§ Work required:
Reproduce every entry exactly.

§ Records supplied:
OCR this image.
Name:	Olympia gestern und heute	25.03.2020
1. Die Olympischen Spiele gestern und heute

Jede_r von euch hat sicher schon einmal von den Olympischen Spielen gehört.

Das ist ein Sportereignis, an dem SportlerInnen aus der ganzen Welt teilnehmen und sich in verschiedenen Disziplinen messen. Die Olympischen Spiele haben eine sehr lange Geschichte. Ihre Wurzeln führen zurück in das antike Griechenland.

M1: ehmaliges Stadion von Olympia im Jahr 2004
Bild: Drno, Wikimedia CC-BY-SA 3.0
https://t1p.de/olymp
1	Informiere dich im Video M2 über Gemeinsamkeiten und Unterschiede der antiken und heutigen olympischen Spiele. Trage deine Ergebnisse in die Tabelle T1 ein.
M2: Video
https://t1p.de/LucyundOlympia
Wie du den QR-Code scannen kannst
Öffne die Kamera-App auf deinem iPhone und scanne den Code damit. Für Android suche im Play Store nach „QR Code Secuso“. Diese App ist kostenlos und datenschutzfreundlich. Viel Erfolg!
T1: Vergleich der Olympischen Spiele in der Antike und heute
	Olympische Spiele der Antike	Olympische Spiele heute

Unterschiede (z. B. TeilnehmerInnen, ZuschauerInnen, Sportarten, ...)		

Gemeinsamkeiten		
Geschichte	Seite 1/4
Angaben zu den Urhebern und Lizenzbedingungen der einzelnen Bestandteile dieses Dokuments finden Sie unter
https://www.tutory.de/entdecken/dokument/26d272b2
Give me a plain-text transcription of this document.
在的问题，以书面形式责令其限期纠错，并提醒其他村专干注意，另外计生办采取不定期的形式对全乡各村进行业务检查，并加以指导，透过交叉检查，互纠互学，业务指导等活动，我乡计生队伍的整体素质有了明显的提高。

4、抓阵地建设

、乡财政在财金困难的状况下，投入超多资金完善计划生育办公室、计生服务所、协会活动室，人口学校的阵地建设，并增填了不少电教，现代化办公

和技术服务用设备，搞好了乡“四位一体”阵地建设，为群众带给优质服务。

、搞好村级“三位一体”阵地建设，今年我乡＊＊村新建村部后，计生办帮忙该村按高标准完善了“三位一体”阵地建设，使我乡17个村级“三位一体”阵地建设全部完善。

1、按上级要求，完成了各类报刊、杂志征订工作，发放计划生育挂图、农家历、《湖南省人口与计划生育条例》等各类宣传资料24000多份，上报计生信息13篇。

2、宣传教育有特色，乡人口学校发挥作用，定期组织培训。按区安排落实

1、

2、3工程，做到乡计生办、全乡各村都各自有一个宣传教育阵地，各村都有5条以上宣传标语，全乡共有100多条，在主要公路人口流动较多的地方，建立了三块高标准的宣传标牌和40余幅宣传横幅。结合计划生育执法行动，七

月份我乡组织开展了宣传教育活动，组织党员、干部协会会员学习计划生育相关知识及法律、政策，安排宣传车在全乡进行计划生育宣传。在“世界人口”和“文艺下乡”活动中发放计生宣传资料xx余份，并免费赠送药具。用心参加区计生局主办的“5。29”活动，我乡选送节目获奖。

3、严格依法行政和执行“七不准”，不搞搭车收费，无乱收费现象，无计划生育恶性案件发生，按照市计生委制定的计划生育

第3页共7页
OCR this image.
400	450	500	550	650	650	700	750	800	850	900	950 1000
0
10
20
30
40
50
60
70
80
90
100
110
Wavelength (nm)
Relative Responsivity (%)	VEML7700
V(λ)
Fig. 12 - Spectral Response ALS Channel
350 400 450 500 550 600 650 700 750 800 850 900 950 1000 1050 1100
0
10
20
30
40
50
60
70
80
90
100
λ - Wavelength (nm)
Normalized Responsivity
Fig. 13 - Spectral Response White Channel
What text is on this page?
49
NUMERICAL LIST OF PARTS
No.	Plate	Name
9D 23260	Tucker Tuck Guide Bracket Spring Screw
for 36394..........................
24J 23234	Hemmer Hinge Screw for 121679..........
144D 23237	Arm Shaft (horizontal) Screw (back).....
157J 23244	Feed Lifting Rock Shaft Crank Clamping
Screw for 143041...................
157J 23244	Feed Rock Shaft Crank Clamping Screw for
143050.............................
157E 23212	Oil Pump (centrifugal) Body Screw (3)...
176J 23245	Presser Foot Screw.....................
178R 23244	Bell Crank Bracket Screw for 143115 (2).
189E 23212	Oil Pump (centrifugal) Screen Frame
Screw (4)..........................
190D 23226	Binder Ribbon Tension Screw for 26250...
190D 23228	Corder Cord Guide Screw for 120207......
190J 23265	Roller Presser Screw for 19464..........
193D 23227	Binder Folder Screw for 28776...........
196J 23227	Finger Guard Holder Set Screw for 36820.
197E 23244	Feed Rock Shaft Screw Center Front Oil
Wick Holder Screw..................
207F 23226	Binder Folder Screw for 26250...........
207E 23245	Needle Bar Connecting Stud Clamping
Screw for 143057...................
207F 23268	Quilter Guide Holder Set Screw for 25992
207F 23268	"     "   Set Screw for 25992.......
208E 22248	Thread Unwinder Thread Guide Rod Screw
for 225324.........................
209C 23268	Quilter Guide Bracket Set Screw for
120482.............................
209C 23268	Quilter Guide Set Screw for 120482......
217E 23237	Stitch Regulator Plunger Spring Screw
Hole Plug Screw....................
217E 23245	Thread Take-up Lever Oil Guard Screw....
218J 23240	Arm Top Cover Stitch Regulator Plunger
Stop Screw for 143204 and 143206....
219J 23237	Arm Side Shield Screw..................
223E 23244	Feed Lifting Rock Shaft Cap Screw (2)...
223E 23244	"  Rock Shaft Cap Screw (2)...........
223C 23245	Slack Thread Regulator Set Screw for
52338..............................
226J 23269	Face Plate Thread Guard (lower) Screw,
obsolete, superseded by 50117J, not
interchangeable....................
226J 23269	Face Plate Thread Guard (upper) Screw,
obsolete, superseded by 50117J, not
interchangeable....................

§ Task answer:
OCR this image.
Name:	Olympia gestern und heute	25.03.2020
1. Die Olympischen Spiele gestern und heute

Jede_r von euch hat sicher schon einmal von den Olympischen Spielen gehört.

Das ist ein Sportereignis, an dem SportlerInnen aus der ganzen Welt teilnehmen und sich in verschiedenen Disziplinen messen. Die Olympischen Spiele haben eine sehr lange Geschichte. Ihre Wurzeln führen zurück in das antike Griechenland.

M1: ehmaliges Stadion von Olympia im Jahr 2004
Bild: Drno, Wikimedia CC-BY-SA 3.0
https://t1p.de/olymp
1	Informiere dich im Video M2 über Gemeinsamkeiten und Unterschiede der antiken und heutigen olympischen Spiele. Trage deine Ergebnisse in die Tabelle T1 ein.
M2: Video
https://t1p.de/LucyundOlympia
Wie du den QR-Code scannen kannst
Öffne die Kamera-App auf deinem iPhone und scanne den Code damit. Für Android suche im Play Store nach „QR Code Secuso“. Diese App ist kostenlos und datenschutzfreundlich. Viel Erfolg!
T1: Vergleich der Olympischen Spiele in der Antike und heute
	Olympische Spiele der Antike	Olympische Spiele heute

Unterschiede (z. B. TeilnehmerInnen, ZuschauerInnen, Sportarten, ...)		

Gemeinsamkeiten		
Geschichte	Seite 1/4
Angaben zu den Urhebern und Lizenzbedingungen der einzelnen Bestandteile dieses Dokuments finden Sie unter
https://www.tutory.de/entdecken/dokument/26d272b2
Give me a plain-text transcription of this document.
在的问题，以书面形式责令其限期纠错，并提醒其他村专干注意，另外计生办采取不定期的形式对全乡各村进行业务检查，并加以指导，透过交叉检查，互纠互学，业务指导等活动，我乡计生队伍的整体素质有了明显的提高。

4、抓阵地建设

、乡财政在财金困难的状况下，投入超多资金完善计划生育办公室、计生服务所、协会活动室，人口学校的阵地建设，并增填了不少电教，现代化办公

和技术服务用设备，搞好了乡“四位一体”阵地建设，为群众带给优质服务。

、搞好村级“三位一体”阵地建设，今年我乡＊＊村新建村部后，计生办帮忙该村按高标准完善了“三位一体”阵地建设，使我乡17个村级“三位一体”阵地建设全部完善。

1、按上级要求，完成了各类报刊、杂志征订工作，发放计划生育挂图、农家历、《湖南省人口与计划生育条例》等各类宣传资料24000多份，上报计生信息13篇。

2、宣传教育有特色，乡人口学校发挥作用，定期组织培训。按区安排落实

1、

2、3工程，做到乡计生办、全乡各村都各自有一个宣传教育阵地，各村都有5条以上宣传标语，全乡共有100多条，在主要公路人口流动较多的地方，建立了三块高标准的宣传标牌和40余幅宣传横幅。结合计划生育执法行动，七

月份我乡组织开展了宣传教育活动，组织党员、干部协会会员学习计划生育相关知识及法律、政策，安排宣传车在全乡进行计划生育宣传。在“世界人口”和“文艺下乡”活动中发放计生宣传资料xx余份，并免费赠送药具。用心参加区计生局主办的“5。29”活动，我乡选送节目获奖。

3、严格依法行政和执行“七不准”，不搞搭车收费，无乱收费现象，无计划生育恶性案件发生，按照市计生委制定的计划生育

第3页共7页
OCR this image.
400	450	500	550	650	650	700	750	800	850	900	950 1000
0
10
20
30
40
50
60
70
80
90
100
110
Wavelength (nm)
Relative Responsivity (%)	VEML7700
V(λ)
Fig. 12 - Spectral Response ALS Channel
350 400 450 500 550 600 650 700 750 800 850 900 950 1000 1050 1100
0
10
20
30
40
50
60
70
80
90
100
λ - Wavelength (nm)
Normalized Responsivity
Fig. 13 - Spectral Response White Channel
What text is on this page?
49
NUMERICAL LIST OF PARTS
No.	Plate	Name
9D 23260	Tucker Tuck Guide Bracket Spring Screw
for 36394..........................
24J 23234	Hemmer Hinge Screw for 121679..........
144D 23237	Arm Shaft (horizontal) Screw (back).....
157J 23244	Feed Lifting Rock Shaft Crank Clamping
Screw for 143041...................
157J 23244	Feed Rock Shaft Crank Clamping Screw for
143050.............................
157E 23212	Oil Pump (centrifugal) Body Screw (3)...
176J 23245	Presser Foot Screw.....................
178R 23244	Bell Crank Bracket Screw for 143115 (2).
189E 23212	Oil Pump (centrifugal) Screen Frame
Screw (4)..........................
190D 23226	Binder Ribbon Tension Screw for 26250...
190D 23228	Corder Cord Guide Screw for 120207......
190J 23265	Roller Presser Screw for 19464..........
193D 23227	Binder Folder Screw for 28776...........
196J 23227	Finger Guard Holder Set Screw for 36820.
197E 23244	Feed Rock Shaft Screw Center Front Oil
Wick Holder Screw..................
207F 23226	Binder Folder Screw for 26250...........
207E 23245	Needle Bar Connecting Stud Clamping
Screw for 143057...................
207F 23268	Quilter Guide Holder Set Screw for 25992
207F 23268	"     "   Set Screw for 25992.......
208E 22248	Thread Unwinder Thread Guide Rod Screw
for 225324.........................
209C 23268	Quilter Guide Bracket Set Screw for
120482.............................
209C 23268	Quilter Guide Set Screw for 120482......
217E 23237	Stitch Regulator Plunger Spring Screw
Hole Plug Screw....................
217E 23245	Thread Take-up Lever Oil Guard Screw....
218J 23240	Arm Top Cover Stitch Regulator Plunger
Stop Screw for 143204 and 143206....
219J 23237	Arm Side Shield Screw..................
223E 23244	Feed Lifting Rock Shaft Cap Screw (2)...
223E 23244	"  Rock Shaft Cap Screw (2)...........
223C 23245	Slack Thread Regulator Set Screw for
52338..............................
226J 23269	Face Plate Thread Guard (lower) Screw,
obsolete, superseded by 50117J, not
interchangeable....................
226J 23269	Face Plate Thread Guard (upper) Screw,
obsolete, superseded by 50117J, not
interchangeable....................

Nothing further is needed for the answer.